Repeat each line of the material below exactly as it appears, minus any pictures.

* BEGIN Stored data *

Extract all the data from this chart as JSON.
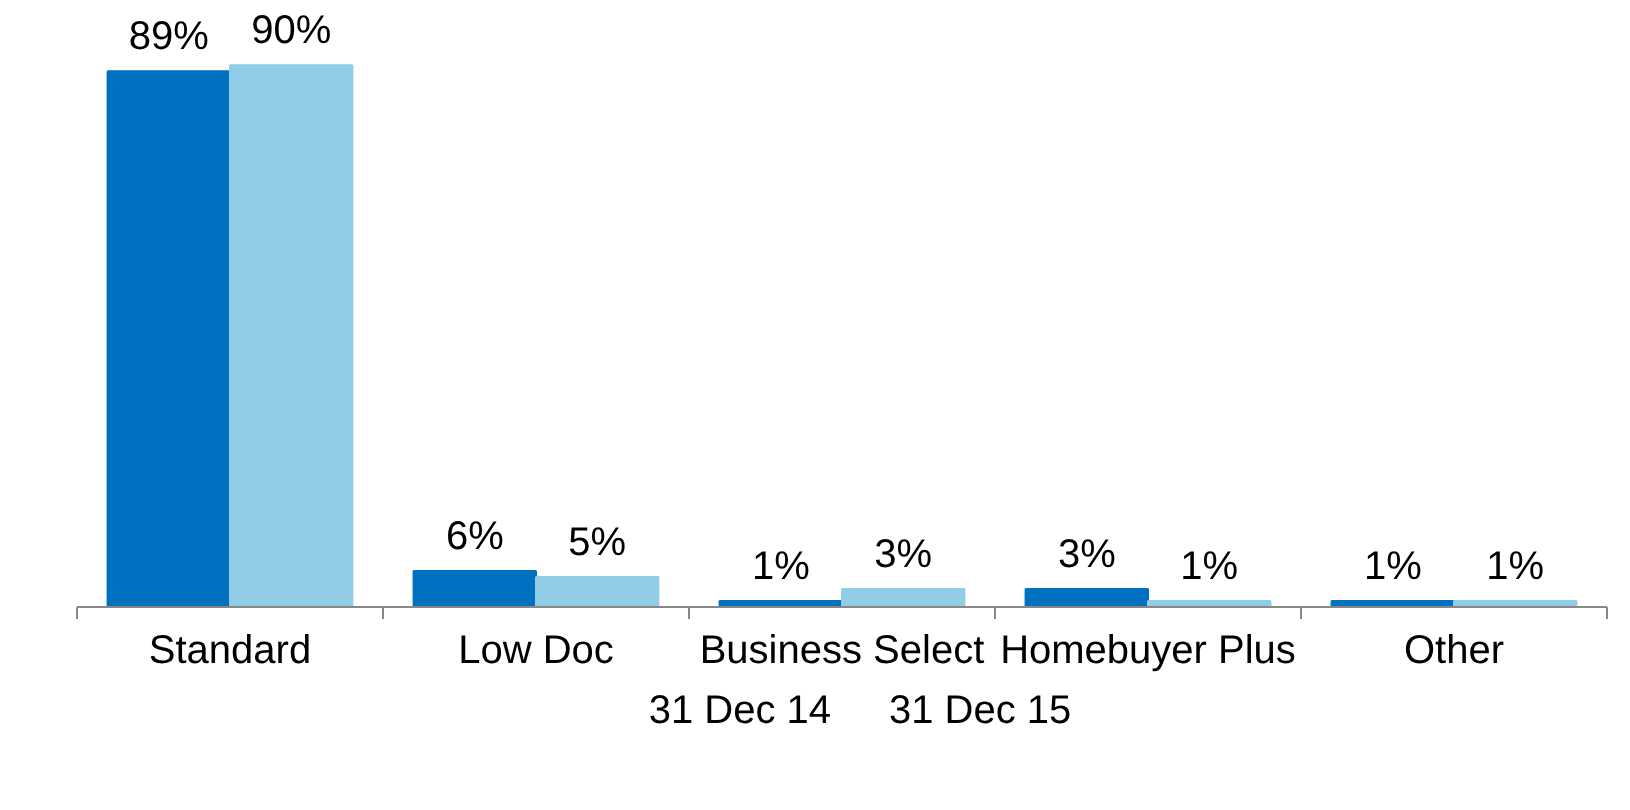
{
  "chart_data": {
    "type": "bar",
    "categories": [
      "Standard",
      "Low Doc",
      "Business Select",
      "Homebuyer Plus",
      "Other"
    ],
    "series": [
      {
        "name": "31 Dec 14",
        "color": "#0070c0",
        "values": [
          89,
          6,
          1,
          3,
          1
        ],
        "value_labels": [
          "89%",
          "6%",
          "1%",
          "3%",
          "1%"
        ]
      },
      {
        "name": "31 Dec 15",
        "color": "#92cde8",
        "values": [
          90,
          5,
          3,
          1,
          1
        ],
        "value_labels": [
          "90%",
          "5%",
          "3%",
          "1%",
          "1%"
        ]
      }
    ],
    "legend": "bottom"
  }
}
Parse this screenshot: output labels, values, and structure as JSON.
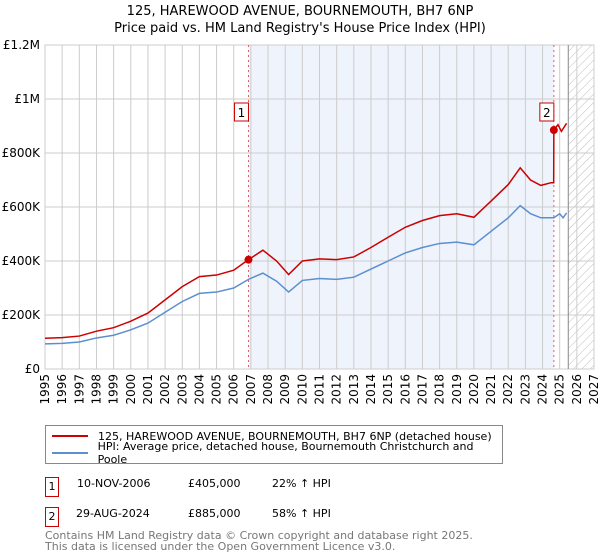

* END Stored data *

» **Task output**
Extract all the data from this chart as JSON.
{
  "chart_data": {
    "type": "bar",
    "categories": [
      "Standard",
      "Low Doc",
      "Business Select",
      "Homebuyer Plus",
      "Other"
    ],
    "series": [
      {
        "name": "31 Dec 14",
        "color": "#0070c0",
        "values": [
          89,
          6,
          1,
          3,
          1
        ],
        "value_labels": [
          "89%",
          "6%",
          "1%",
          "3%",
          "1%"
        ]
      },
      {
        "name": "31 Dec 15",
        "color": "#92cde8",
        "values": [
          90,
          5,
          3,
          1,
          1
        ],
        "value_labels": [
          "90%",
          "5%",
          "3%",
          "1%",
          "1%"
        ]
      }
    ],
    "legend": "bottom"
  }
}
Parse this screenshot: output labels, values, and structure as JSON.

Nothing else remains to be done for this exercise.